= Request =
Copy the material that follows word for word and omit its pictures.

* BEGIN *

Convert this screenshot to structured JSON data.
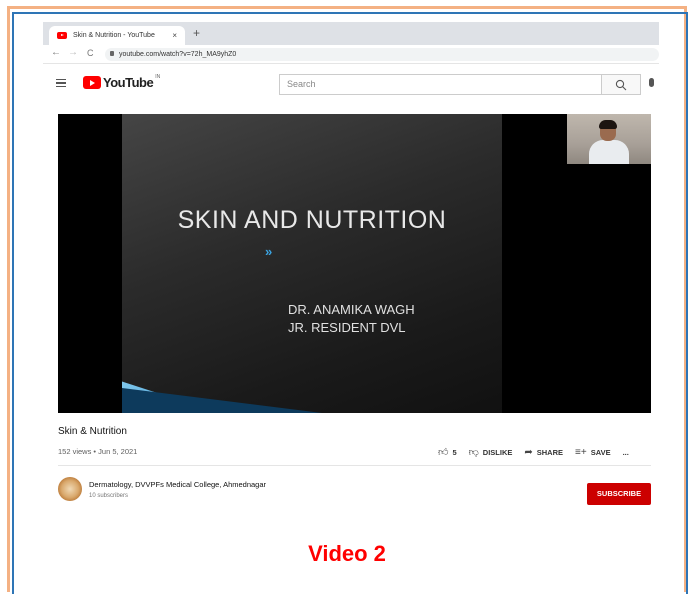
{
  "browser": {
    "tab_title": "Skin & Nutrition - YouTube",
    "tab_close": "×",
    "new_tab": "+",
    "back": "←",
    "forward": "→",
    "reload": "C",
    "url": "youtube.com/watch?v=72h_MA9yhZ0"
  },
  "youtube": {
    "logo_text": "YouTube",
    "region": "IN",
    "search_placeholder": "Search"
  },
  "slide": {
    "title": "SKIN AND NUTRITION",
    "arrow": "»",
    "presenter_line1": "DR. ANAMIKA WAGH",
    "presenter_line2": "JR. RESIDENT DVL"
  },
  "video": {
    "title": "Skin & Nutrition",
    "meta": "152 views • Jun 5, 2021",
    "likes": "5",
    "dislike_label": "DISLIKE",
    "share_label": "SHARE",
    "save_label": "SAVE",
    "more": "..."
  },
  "channel": {
    "name": "Dermatology, DVVPFs Medical College, Ahmednagar",
    "subscribers": "10 subscribers",
    "subscribe_label": "SUBSCRIBE"
  },
  "caption": "Video 2",
  "colors": {
    "frame_orange": "#f4b183",
    "frame_blue": "#2e75b6",
    "youtube_red": "#ff0000",
    "subscribe_red": "#cc0000",
    "caption_red": "#ff0000"
  }
}
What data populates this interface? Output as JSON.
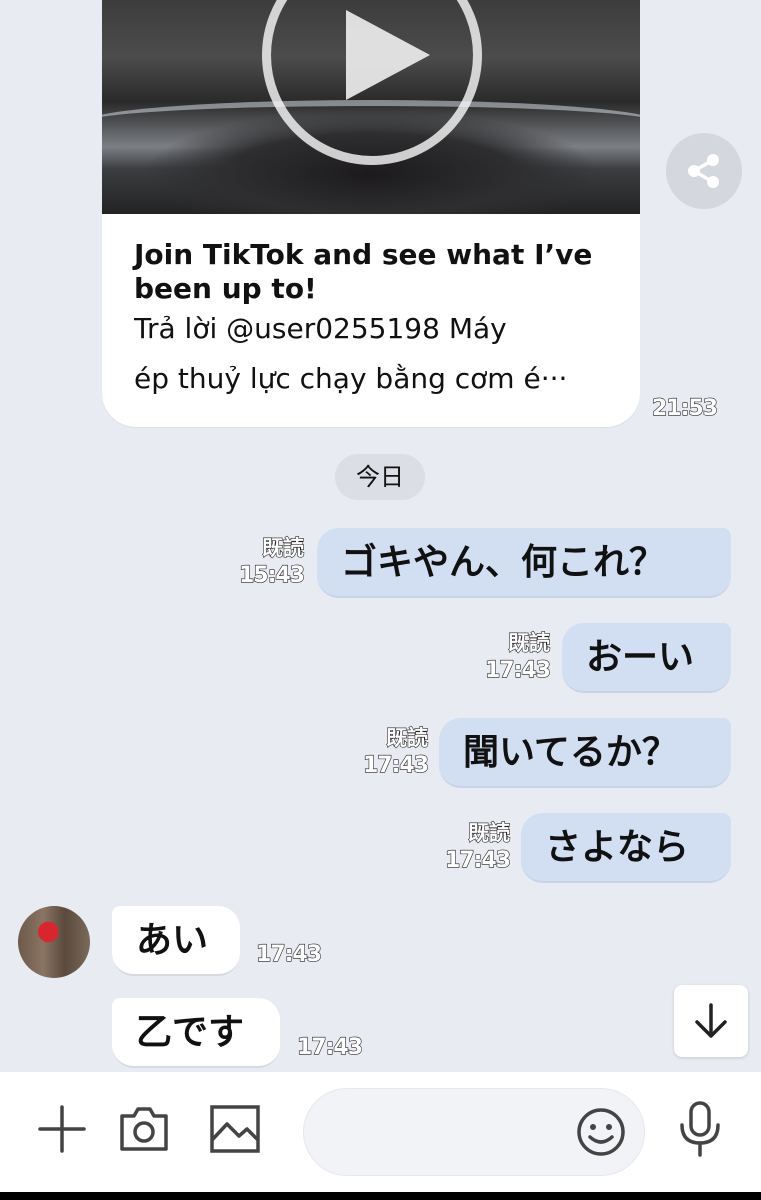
{
  "link_card": {
    "title": "Join TikTok and see what I’ve been up to!",
    "description_line1": "Trả lời @user0255198 Máy",
    "description_line2": "ép thuỷ lực chạy bằng cơm é···",
    "time": "21:53"
  },
  "date_separator": "今日",
  "outgoing_messages": [
    {
      "text": "ゴキやん、何これ？",
      "read": "既読",
      "time": "15:43"
    },
    {
      "text": "おーい",
      "read": "既読",
      "time": "17:43"
    },
    {
      "text": "聞いてるか？",
      "read": "既読",
      "time": "17:43"
    },
    {
      "text": "さよなら",
      "read": "既読",
      "time": "17:43"
    }
  ],
  "incoming_messages": [
    {
      "text": "あい",
      "time": "17:43"
    },
    {
      "text": "乙です",
      "time": "17:43"
    }
  ],
  "input_bar": {
    "placeholder": "",
    "icons": [
      "plus-icon",
      "camera-icon",
      "image-icon",
      "emoji-icon",
      "microphone-icon"
    ]
  },
  "colors": {
    "background": "#e9ebf2",
    "outgoing_bubble": "#d2dff3",
    "incoming_bubble": "#ffffff"
  }
}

* END *

= Finished answer =
Convert this screenshot to structured JSON data.
{
  "browser": {
    "tab_title": "Skin & Nutrition - YouTube",
    "tab_close": "×",
    "new_tab": "+",
    "back": "←",
    "forward": "→",
    "reload": "C",
    "url": "youtube.com/watch?v=72h_MA9yhZ0"
  },
  "youtube": {
    "logo_text": "YouTube",
    "region": "IN",
    "search_placeholder": "Search"
  },
  "slide": {
    "title": "SKIN AND NUTRITION",
    "arrow": "»",
    "presenter_line1": "DR. ANAMIKA WAGH",
    "presenter_line2": "JR. RESIDENT DVL"
  },
  "video": {
    "title": "Skin & Nutrition",
    "meta": "152 views • Jun 5, 2021",
    "likes": "5",
    "dislike_label": "DISLIKE",
    "share_label": "SHARE",
    "save_label": "SAVE",
    "more": "..."
  },
  "channel": {
    "name": "Dermatology, DVVPFs Medical College, Ahmednagar",
    "subscribers": "10 subscribers",
    "subscribe_label": "SUBSCRIBE"
  },
  "caption": "Video 2",
  "colors": {
    "frame_orange": "#f4b183",
    "frame_blue": "#2e75b6",
    "youtube_red": "#ff0000",
    "subscribe_red": "#cc0000",
    "caption_red": "#ff0000"
  }
}
What data populates this interface? Output as JSON.
{
  "link_card": {
    "title": "Join TikTok and see what I’ve been up to!",
    "description_line1": "Trả lời @user0255198 Máy",
    "description_line2": "ép thuỷ lực chạy bằng cơm é···",
    "time": "21:53"
  },
  "date_separator": "今日",
  "outgoing_messages": [
    {
      "text": "ゴキやん、何これ？",
      "read": "既読",
      "time": "15:43"
    },
    {
      "text": "おーい",
      "read": "既読",
      "time": "17:43"
    },
    {
      "text": "聞いてるか？",
      "read": "既読",
      "time": "17:43"
    },
    {
      "text": "さよなら",
      "read": "既読",
      "time": "17:43"
    }
  ],
  "incoming_messages": [
    {
      "text": "あい",
      "time": "17:43"
    },
    {
      "text": "乙です",
      "time": "17:43"
    }
  ],
  "input_bar": {
    "placeholder": "",
    "icons": [
      "plus-icon",
      "camera-icon",
      "image-icon",
      "emoji-icon",
      "microphone-icon"
    ]
  },
  "colors": {
    "background": "#e9ebf2",
    "outgoing_bubble": "#d2dff3",
    "incoming_bubble": "#ffffff"
  }
}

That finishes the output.